Records from a collection:
(begin)
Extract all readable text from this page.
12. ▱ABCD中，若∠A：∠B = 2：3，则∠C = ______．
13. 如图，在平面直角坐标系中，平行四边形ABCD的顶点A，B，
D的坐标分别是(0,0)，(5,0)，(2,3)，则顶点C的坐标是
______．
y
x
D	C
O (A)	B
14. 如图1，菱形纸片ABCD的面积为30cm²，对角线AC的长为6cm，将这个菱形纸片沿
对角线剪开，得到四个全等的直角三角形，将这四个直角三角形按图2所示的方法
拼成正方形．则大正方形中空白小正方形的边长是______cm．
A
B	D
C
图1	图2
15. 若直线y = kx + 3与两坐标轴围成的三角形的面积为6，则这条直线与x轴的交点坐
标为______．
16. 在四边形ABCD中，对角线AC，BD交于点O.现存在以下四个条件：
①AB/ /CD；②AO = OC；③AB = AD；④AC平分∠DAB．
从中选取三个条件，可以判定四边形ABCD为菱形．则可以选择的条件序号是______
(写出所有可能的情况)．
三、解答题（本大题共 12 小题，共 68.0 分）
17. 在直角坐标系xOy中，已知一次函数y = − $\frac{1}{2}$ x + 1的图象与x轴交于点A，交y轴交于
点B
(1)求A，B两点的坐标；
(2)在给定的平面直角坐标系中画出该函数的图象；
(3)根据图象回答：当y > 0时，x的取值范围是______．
(end)
Retype the records in full. Keep every line identical to the original.

Extract all readable text from this page.
12. ▱ABCD中，若∠A：∠B = 2：3，则∠C = ______．
13. 如图，在平面直角坐标系中，平行四边形ABCD的顶点A，B，
D的坐标分别是(0,0)，(5,0)，(2,3)，则顶点C的坐标是
______．
y
x
D	C
O (A)	B
14. 如图1，菱形纸片ABCD的面积为30cm²，对角线AC的长为6cm，将这个菱形纸片沿
对角线剪开，得到四个全等的直角三角形，将这四个直角三角形按图2所示的方法
拼成正方形．则大正方形中空白小正方形的边长是______cm．
A
B	D
C
图1	图2
15. 若直线y = kx + 3与两坐标轴围成的三角形的面积为6，则这条直线与x轴的交点坐
标为______．
16. 在四边形ABCD中，对角线AC，BD交于点O.现存在以下四个条件：
①AB/ /CD；②AO = OC；③AB = AD；④AC平分∠DAB．
从中选取三个条件，可以判定四边形ABCD为菱形．则可以选择的条件序号是______
(写出所有可能的情况)．
三、解答题（本大题共 12 小题，共 68.0 分）
17. 在直角坐标系xOy中，已知一次函数y = − $\frac{1}{2}$ x + 1的图象与x轴交于点A，交y轴交于
点B
(1)求A，B两点的坐标；
(2)在给定的平面直角坐标系中画出该函数的图象；
(3)根据图象回答：当y > 0时，x的取值范围是______．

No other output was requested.